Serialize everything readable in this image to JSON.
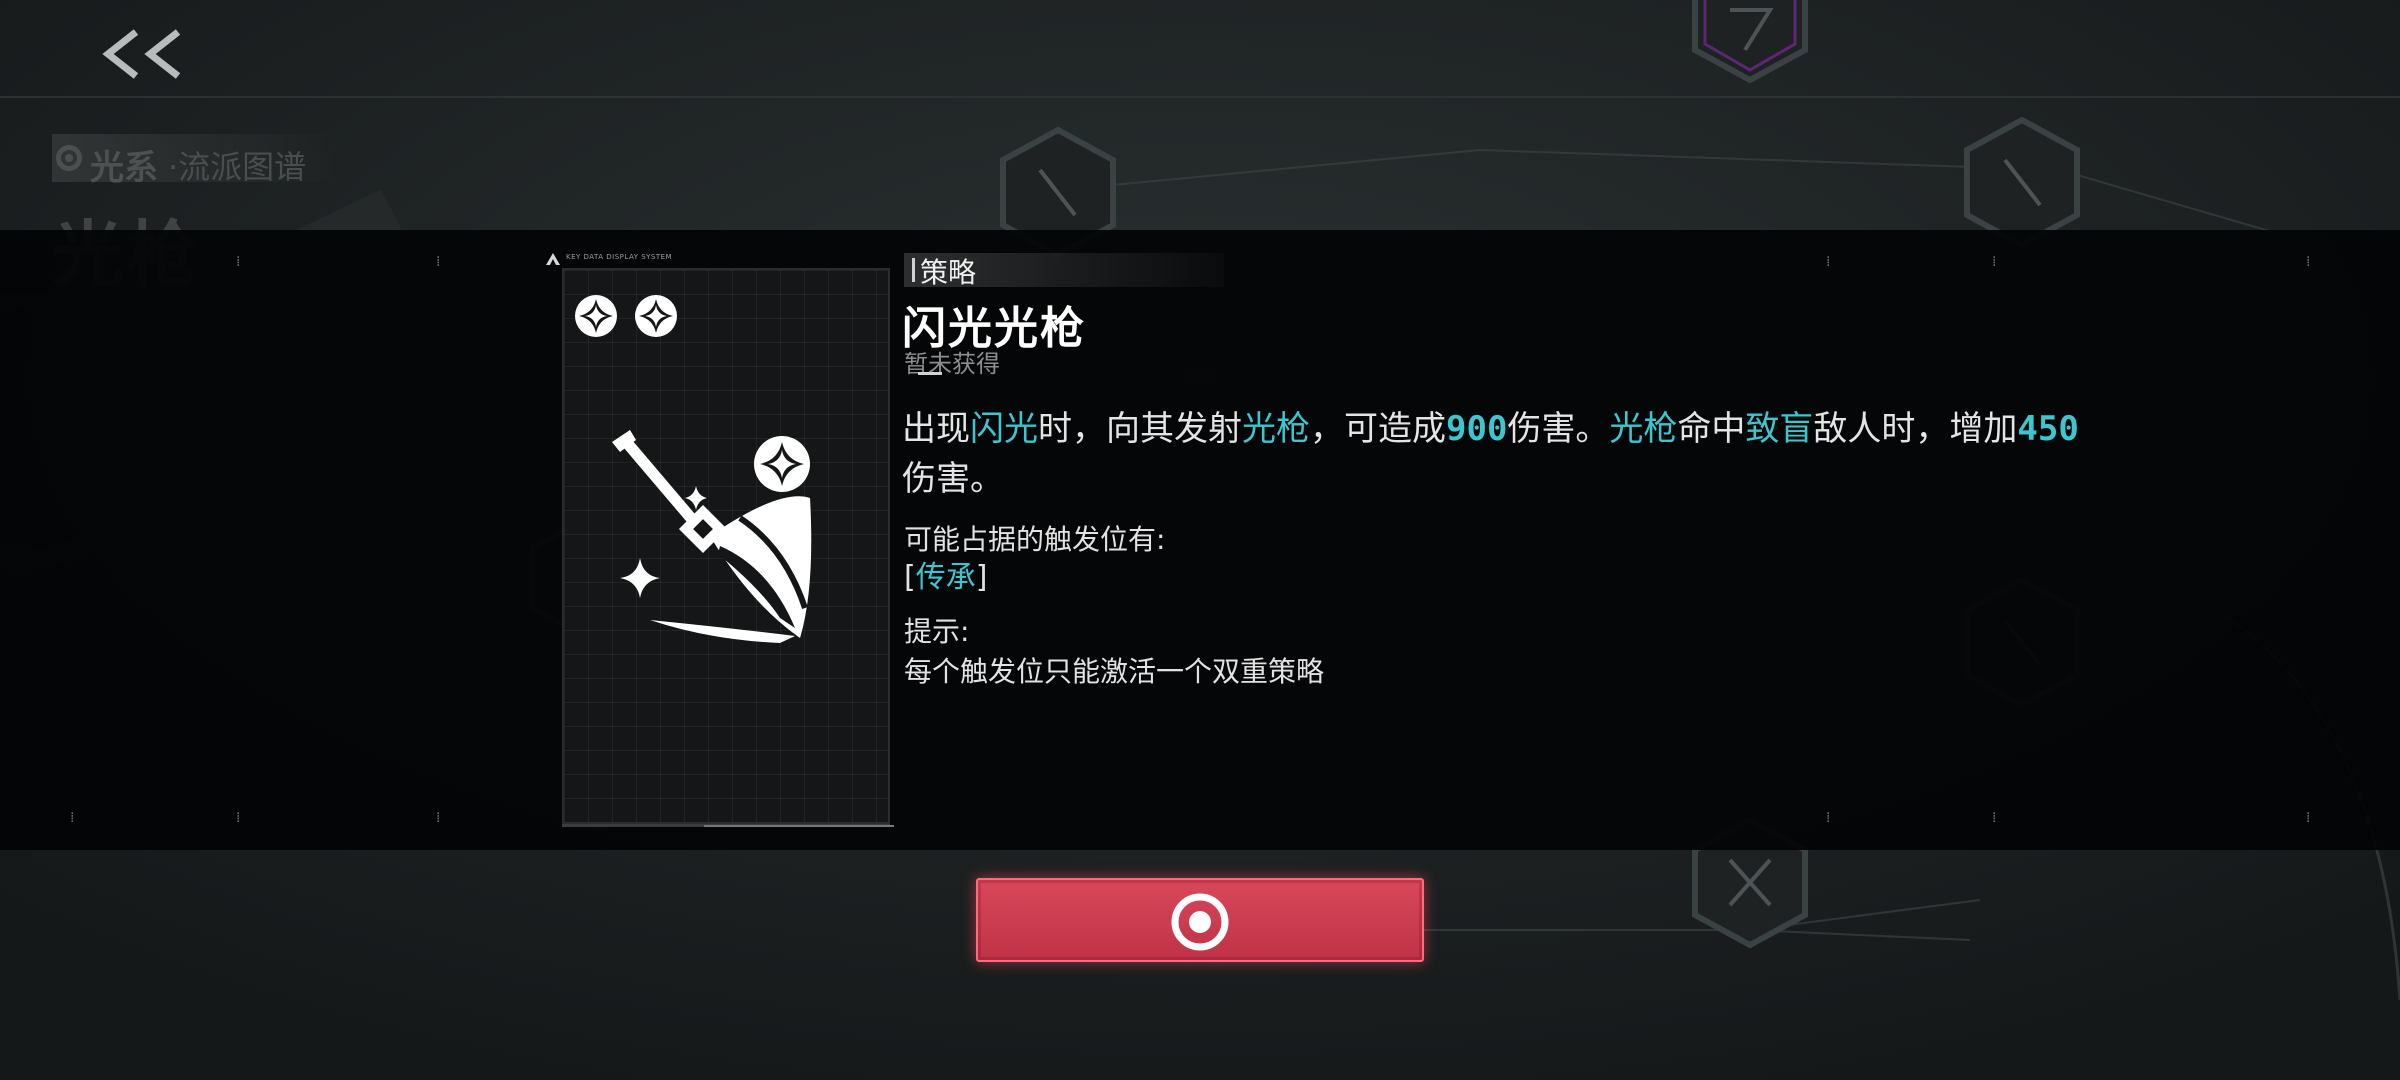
{
  "header": {
    "back_icon": "double-chevron-left-icon",
    "breadcrumb_main": "光系",
    "breadcrumb_sub": "·流派图谱",
    "page_title": "光枪"
  },
  "card": {
    "caption": "KEY DATA DISPLAY SYSTEM",
    "rank_icon": "four-point-star-icon",
    "rank_count": 2,
    "art_icon": "light-spear-icon"
  },
  "detail": {
    "tag": "策略",
    "name": "闪光光枪",
    "status": "暂未获得",
    "desc": {
      "p1": "出现",
      "h1": "闪光",
      "p2": "时，向其发射",
      "h2": "光枪",
      "p3": "，可造成",
      "n1": "900",
      "p4": "伤害。",
      "h3": "光枪",
      "p5": "命中",
      "h4": "致盲",
      "p6": "敌人时，增加",
      "n2": "450",
      "p7": "伤害。"
    },
    "slot_label": "可能占据的触发位有:",
    "slot_open": "[",
    "slot_name": "传承",
    "slot_close": "]",
    "tip_label": "提示:",
    "tip_text": "每个触发位只能激活一个双重策略"
  },
  "confirm": {
    "icon": "ring-target-icon"
  },
  "colors": {
    "accent": "#3dc6cf",
    "confirm": "#c93a4f",
    "modal_bg": "#030405"
  }
}
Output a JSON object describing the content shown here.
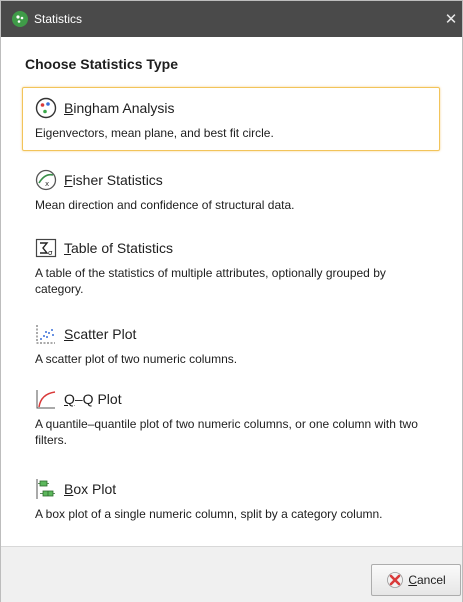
{
  "window": {
    "title": "Statistics",
    "close_glyph": "✕"
  },
  "heading": "Choose Statistics Type",
  "options": [
    {
      "title": "Bingham Analysis",
      "mnemonic": "B",
      "rest": "ingham Analysis",
      "description": "Eigenvectors, mean plane, and best fit circle.",
      "icon": "bingham-icon",
      "selected": true
    },
    {
      "title": "Fisher Statistics",
      "mnemonic": "F",
      "rest": "isher Statistics",
      "description": "Mean direction and confidence of structural data.",
      "icon": "fisher-icon",
      "selected": false
    },
    {
      "title": "Table of Statistics",
      "mnemonic": "T",
      "rest": "able of Statistics",
      "description": "A table of the statistics of multiple attributes, optionally grouped by category.",
      "icon": "table-sigma-icon",
      "selected": false
    },
    {
      "title": "Scatter Plot",
      "mnemonic": "S",
      "rest": "catter Plot",
      "description": "A scatter plot of two numeric columns.",
      "icon": "scatter-plot-icon",
      "selected": false
    },
    {
      "title": "Q–Q Plot",
      "mnemonic": "Q",
      "rest": "–Q Plot",
      "description": "A quantile–quantile plot of two numeric columns, or one column with two filters.",
      "icon": "qq-plot-icon",
      "selected": false
    },
    {
      "title": "Box Plot",
      "mnemonic": "B",
      "rest": "ox Plot",
      "description": "A box plot of a single numeric column, split by a category column.",
      "icon": "box-plot-icon",
      "selected": false
    }
  ],
  "footer": {
    "cancel_mnemonic": "C",
    "cancel_rest": "ancel",
    "cancel_icon": "cancel-icon"
  },
  "colors": {
    "titlebar": "#4a4a4a",
    "selected_border": "#f2c45a",
    "footer_bg": "#f0f0f0",
    "app_icon": "#3f9b48"
  }
}
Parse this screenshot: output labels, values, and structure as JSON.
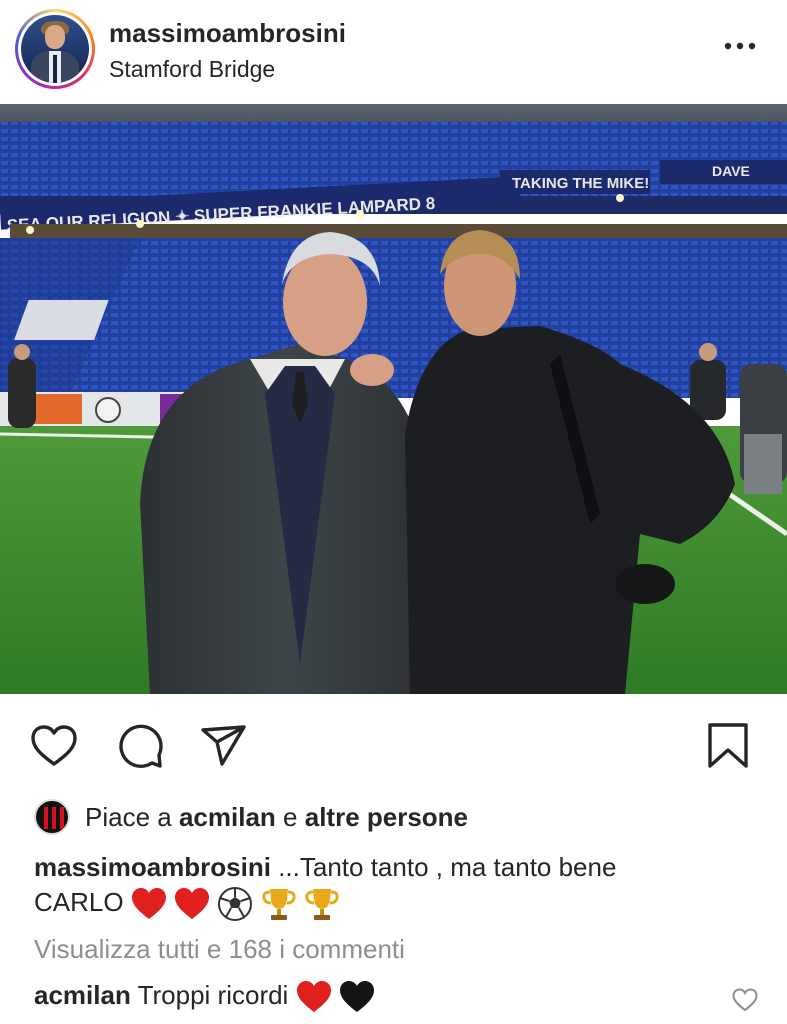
{
  "header": {
    "username": "massimoambrosini",
    "location": "Stamford Bridge",
    "avatar_icon": "profile-photo",
    "more_icon": "more-horizontal-icon"
  },
  "photo": {
    "stadium_banners": [
      "SEA OUR RELIGION",
      "SUPER FRANKIE LAMPARD 8",
      "TAKING THE MIKE!",
      "DAVE"
    ]
  },
  "actions": {
    "like_icon": "heart-outline-icon",
    "comment_icon": "comment-bubble-icon",
    "share_icon": "paper-plane-icon",
    "save_icon": "bookmark-outline-icon"
  },
  "likes": {
    "prefix": "Piace a",
    "user": "acmilan",
    "conjunction": "e",
    "others": "altre persone",
    "avatar_icon": "acmilan-crest"
  },
  "caption": {
    "username": "massimoambrosini",
    "text": " ...Tanto tanto , ma tanto bene",
    "line2": "CARLO",
    "emojis": [
      "red-heart",
      "red-heart",
      "soccer-ball",
      "trophy",
      "trophy"
    ]
  },
  "view_comments": "Visualizza tutti e 168 i commenti",
  "top_comment": {
    "username": "acmilan",
    "text": "Troppi ricordi",
    "emojis": [
      "red-heart",
      "black-heart"
    ],
    "like_icon": "small-heart-outline-icon"
  },
  "colors": {
    "text": "#262626",
    "muted": "#8e8e8e",
    "pitch": "#3f8a2f",
    "seats": "#1f3f9a"
  }
}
________
Restate each entry word for word, leaving out any pictures.

EXERCISE OUTPUT:
Serialize everything readable in this image to JSON.
{
  "header": {
    "back_icon": "double-chevron-left-icon",
    "breadcrumb_main": "光系",
    "breadcrumb_sub": "·流派图谱",
    "page_title": "光枪"
  },
  "card": {
    "caption": "KEY DATA DISPLAY SYSTEM",
    "rank_icon": "four-point-star-icon",
    "rank_count": 2,
    "art_icon": "light-spear-icon"
  },
  "detail": {
    "tag": "策略",
    "name": "闪光光枪",
    "status": "暂未获得",
    "desc": {
      "p1": "出现",
      "h1": "闪光",
      "p2": "时，向其发射",
      "h2": "光枪",
      "p3": "，可造成",
      "n1": "900",
      "p4": "伤害。",
      "h3": "光枪",
      "p5": "命中",
      "h4": "致盲",
      "p6": "敌人时，增加",
      "n2": "450",
      "p7": "伤害。"
    },
    "slot_label": "可能占据的触发位有:",
    "slot_open": "[",
    "slot_name": "传承",
    "slot_close": "]",
    "tip_label": "提示:",
    "tip_text": "每个触发位只能激活一个双重策略"
  },
  "confirm": {
    "icon": "ring-target-icon"
  },
  "colors": {
    "accent": "#3dc6cf",
    "confirm": "#c93a4f",
    "modal_bg": "#030405"
  }
}
Output a JSON object describing the content shown here.
{
  "window": {
    "title": "Statistics",
    "close_glyph": "✕"
  },
  "heading": "Choose Statistics Type",
  "options": [
    {
      "title": "Bingham Analysis",
      "mnemonic": "B",
      "rest": "ingham Analysis",
      "description": "Eigenvectors, mean plane, and best fit circle.",
      "icon": "bingham-icon",
      "selected": true
    },
    {
      "title": "Fisher Statistics",
      "mnemonic": "F",
      "rest": "isher Statistics",
      "description": "Mean direction and confidence of structural data.",
      "icon": "fisher-icon",
      "selected": false
    },
    {
      "title": "Table of Statistics",
      "mnemonic": "T",
      "rest": "able of Statistics",
      "description": "A table of the statistics of multiple attributes, optionally grouped by category.",
      "icon": "table-sigma-icon",
      "selected": false
    },
    {
      "title": "Scatter Plot",
      "mnemonic": "S",
      "rest": "catter Plot",
      "description": "A scatter plot of two numeric columns.",
      "icon": "scatter-plot-icon",
      "selected": false
    },
    {
      "title": "Q–Q Plot",
      "mnemonic": "Q",
      "rest": "–Q Plot",
      "description": "A quantile–quantile plot of two numeric columns, or one column with two filters.",
      "icon": "qq-plot-icon",
      "selected": false
    },
    {
      "title": "Box Plot",
      "mnemonic": "B",
      "rest": "ox Plot",
      "description": "A box plot of a single numeric column, split by a category column.",
      "icon": "box-plot-icon",
      "selected": false
    }
  ],
  "footer": {
    "cancel_mnemonic": "C",
    "cancel_rest": "ancel",
    "cancel_icon": "cancel-icon"
  },
  "colors": {
    "titlebar": "#4a4a4a",
    "selected_border": "#f2c45a",
    "footer_bg": "#f0f0f0",
    "app_icon": "#3f9b48"
  }
}
Parse this screenshot: output labels, values, and structure as JSON.
{
  "header": {
    "username": "massimoambrosini",
    "location": "Stamford Bridge",
    "avatar_icon": "profile-photo",
    "more_icon": "more-horizontal-icon"
  },
  "photo": {
    "stadium_banners": [
      "SEA OUR RELIGION",
      "SUPER FRANKIE LAMPARD 8",
      "TAKING THE MIKE!",
      "DAVE"
    ]
  },
  "actions": {
    "like_icon": "heart-outline-icon",
    "comment_icon": "comment-bubble-icon",
    "share_icon": "paper-plane-icon",
    "save_icon": "bookmark-outline-icon"
  },
  "likes": {
    "prefix": "Piace a",
    "user": "acmilan",
    "conjunction": "e",
    "others": "altre persone",
    "avatar_icon": "acmilan-crest"
  },
  "caption": {
    "username": "massimoambrosini",
    "text": " ...Tanto tanto , ma tanto bene",
    "line2": "CARLO",
    "emojis": [
      "red-heart",
      "red-heart",
      "soccer-ball",
      "trophy",
      "trophy"
    ]
  },
  "view_comments": "Visualizza tutti e 168 i commenti",
  "top_comment": {
    "username": "acmilan",
    "text": "Troppi ricordi",
    "emojis": [
      "red-heart",
      "black-heart"
    ],
    "like_icon": "small-heart-outline-icon"
  },
  "colors": {
    "text": "#262626",
    "muted": "#8e8e8e",
    "pitch": "#3f8a2f",
    "seats": "#1f3f9a"
  }
}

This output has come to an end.